Aim of the task
Will you write out the data exactly, excluding every picture?

Provided records
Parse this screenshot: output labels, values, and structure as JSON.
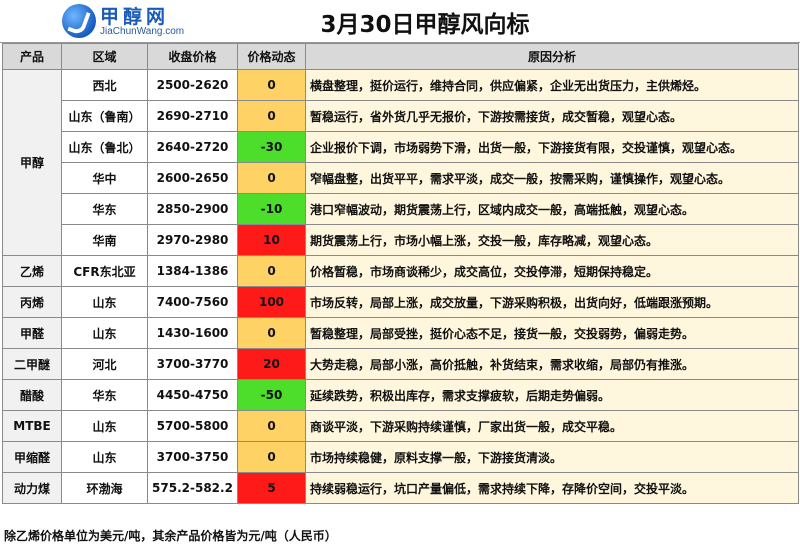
{
  "logo": {
    "name": "甲醇网",
    "domain": "JiaChunWang.com"
  },
  "title": "3月30日甲醇风向标",
  "columns": {
    "product": "产品",
    "region": "区域",
    "price": "收盘价格",
    "change": "价格动态",
    "reason": "原因分析"
  },
  "rows": [
    {
      "product": "甲醇",
      "region": "西北",
      "price": "2500-2620",
      "change": "0",
      "trend": "flat",
      "reason": "横盘整理，挺价运行，维持合同，供应偏紧，企业无出货压力，主供烯烃。"
    },
    {
      "product": "甲醇",
      "region": "山东（鲁南）",
      "price": "2690-2710",
      "change": "0",
      "trend": "flat",
      "reason": "暂稳运行，省外货几乎无报价，下游按需接货，成交暂稳，观望心态。"
    },
    {
      "product": "甲醇",
      "region": "山东（鲁北）",
      "price": "2640-2720",
      "change": "-30",
      "trend": "down",
      "reason": "企业报价下调，市场弱势下滑，出货一般，下游接货有限，交投谨慎，观望心态。"
    },
    {
      "product": "甲醇",
      "region": "华中",
      "price": "2600-2650",
      "change": "0",
      "trend": "flat",
      "reason": "窄幅盘整，出货平平，需求平淡，成交一般，按需采购，谨慎操作，观望心态。"
    },
    {
      "product": "甲醇",
      "region": "华东",
      "price": "2850-2900",
      "change": "-10",
      "trend": "down",
      "reason": "港口窄幅波动，期货震荡上行，区域内成交一般，高端抵触，观望心态。"
    },
    {
      "product": "甲醇",
      "region": "华南",
      "price": "2970-2980",
      "change": "10",
      "trend": "up",
      "reason": "期货震荡上行，市场小幅上涨，交投一般，库存略减，观望心态。"
    },
    {
      "product": "乙烯",
      "region": "CFR东北亚",
      "price": "1384-1386",
      "change": "0",
      "trend": "flat",
      "reason": "价格暂稳，市场商谈稀少，成交高位，交投停滞，短期保持稳定。"
    },
    {
      "product": "丙烯",
      "region": "山东",
      "price": "7400-7560",
      "change": "100",
      "trend": "up",
      "reason": "市场反转，局部上涨，成交放量，下游采购积极，出货向好，低端跟涨预期。"
    },
    {
      "product": "甲醛",
      "region": "山东",
      "price": "1430-1600",
      "change": "0",
      "trend": "flat",
      "reason": "暂稳整理，局部受挫，挺价心态不足，接货一般，交投弱势，偏弱走势。"
    },
    {
      "product": "二甲醚",
      "region": "河北",
      "price": "3700-3770",
      "change": "20",
      "trend": "up",
      "reason": "大势走稳，局部小涨，高价抵触，补货结束，需求收缩，局部仍有推涨。"
    },
    {
      "product": "醋酸",
      "region": "华东",
      "price": "4450-4750",
      "change": "-50",
      "trend": "down",
      "reason": "延续跌势，积极出库存，需求支撑疲软，后期走势偏弱。"
    },
    {
      "product": "MTBE",
      "region": "山东",
      "price": "5700-5800",
      "change": "0",
      "trend": "flat",
      "reason": "商谈平淡，下游采购持续谨慎，厂家出货一般，成交平稳。"
    },
    {
      "product": "甲缩醛",
      "region": "山东",
      "price": "3700-3750",
      "change": "0",
      "trend": "flat",
      "reason": "市场持续稳健，原料支撑一般，下游接货清淡。"
    },
    {
      "product": "动力煤",
      "region": "环渤海",
      "price": "575.2-582.2",
      "change": "5",
      "trend": "up",
      "reason": "持续弱稳运行，坑口产量偏低，需求持续下降，存降价空间，交投平淡。"
    }
  ],
  "footnote": "除乙烯价格单位为美元/吨，其余产品价格皆为元/吨（人民币）",
  "colors": {
    "flat": "#ffd265",
    "down": "#4ddd2b",
    "up": "#ff1a1a",
    "header_bg": "#d9d9d9",
    "reason_bg": "#fff7dd"
  }
}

Output
Parse this screenshot: output labels, values, and structure as JSON.
{
  "logo": {
    "name": "甲醇网",
    "domain": "JiaChunWang.com"
  },
  "title": "3月30日甲醇风向标",
  "columns": {
    "product": "产品",
    "region": "区域",
    "price": "收盘价格",
    "change": "价格动态",
    "reason": "原因分析"
  },
  "rows": [
    {
      "product": "甲醇",
      "region": "西北",
      "price": "2500-2620",
      "change": "0",
      "trend": "flat",
      "reason": "横盘整理，挺价运行，维持合同，供应偏紧，企业无出货压力，主供烯烃。"
    },
    {
      "product": "甲醇",
      "region": "山东（鲁南）",
      "price": "2690-2710",
      "change": "0",
      "trend": "flat",
      "reason": "暂稳运行，省外货几乎无报价，下游按需接货，成交暂稳，观望心态。"
    },
    {
      "product": "甲醇",
      "region": "山东（鲁北）",
      "price": "2640-2720",
      "change": "-30",
      "trend": "down",
      "reason": "企业报价下调，市场弱势下滑，出货一般，下游接货有限，交投谨慎，观望心态。"
    },
    {
      "product": "甲醇",
      "region": "华中",
      "price": "2600-2650",
      "change": "0",
      "trend": "flat",
      "reason": "窄幅盘整，出货平平，需求平淡，成交一般，按需采购，谨慎操作，观望心态。"
    },
    {
      "product": "甲醇",
      "region": "华东",
      "price": "2850-2900",
      "change": "-10",
      "trend": "down",
      "reason": "港口窄幅波动，期货震荡上行，区域内成交一般，高端抵触，观望心态。"
    },
    {
      "product": "甲醇",
      "region": "华南",
      "price": "2970-2980",
      "change": "10",
      "trend": "up",
      "reason": "期货震荡上行，市场小幅上涨，交投一般，库存略减，观望心态。"
    },
    {
      "product": "乙烯",
      "region": "CFR东北亚",
      "price": "1384-1386",
      "change": "0",
      "trend": "flat",
      "reason": "价格暂稳，市场商谈稀少，成交高位，交投停滞，短期保持稳定。"
    },
    {
      "product": "丙烯",
      "region": "山东",
      "price": "7400-7560",
      "change": "100",
      "trend": "up",
      "reason": "市场反转，局部上涨，成交放量，下游采购积极，出货向好，低端跟涨预期。"
    },
    {
      "product": "甲醛",
      "region": "山东",
      "price": "1430-1600",
      "change": "0",
      "trend": "flat",
      "reason": "暂稳整理，局部受挫，挺价心态不足，接货一般，交投弱势，偏弱走势。"
    },
    {
      "product": "二甲醚",
      "region": "河北",
      "price": "3700-3770",
      "change": "20",
      "trend": "up",
      "reason": "大势走稳，局部小涨，高价抵触，补货结束，需求收缩，局部仍有推涨。"
    },
    {
      "product": "醋酸",
      "region": "华东",
      "price": "4450-4750",
      "change": "-50",
      "trend": "down",
      "reason": "延续跌势，积极出库存，需求支撑疲软，后期走势偏弱。"
    },
    {
      "product": "MTBE",
      "region": "山东",
      "price": "5700-5800",
      "change": "0",
      "trend": "flat",
      "reason": "商谈平淡，下游采购持续谨慎，厂家出货一般，成交平稳。"
    },
    {
      "product": "甲缩醛",
      "region": "山东",
      "price": "3700-3750",
      "change": "0",
      "trend": "flat",
      "reason": "市场持续稳健，原料支撑一般，下游接货清淡。"
    },
    {
      "product": "动力煤",
      "region": "环渤海",
      "price": "575.2-582.2",
      "change": "5",
      "trend": "up",
      "reason": "持续弱稳运行，坑口产量偏低，需求持续下降，存降价空间，交投平淡。"
    }
  ],
  "footnote": "除乙烯价格单位为美元/吨，其余产品价格皆为元/吨（人民币）",
  "colors": {
    "flat": "#ffd265",
    "down": "#4ddd2b",
    "up": "#ff1a1a",
    "header_bg": "#d9d9d9",
    "reason_bg": "#fff7dd"
  }
}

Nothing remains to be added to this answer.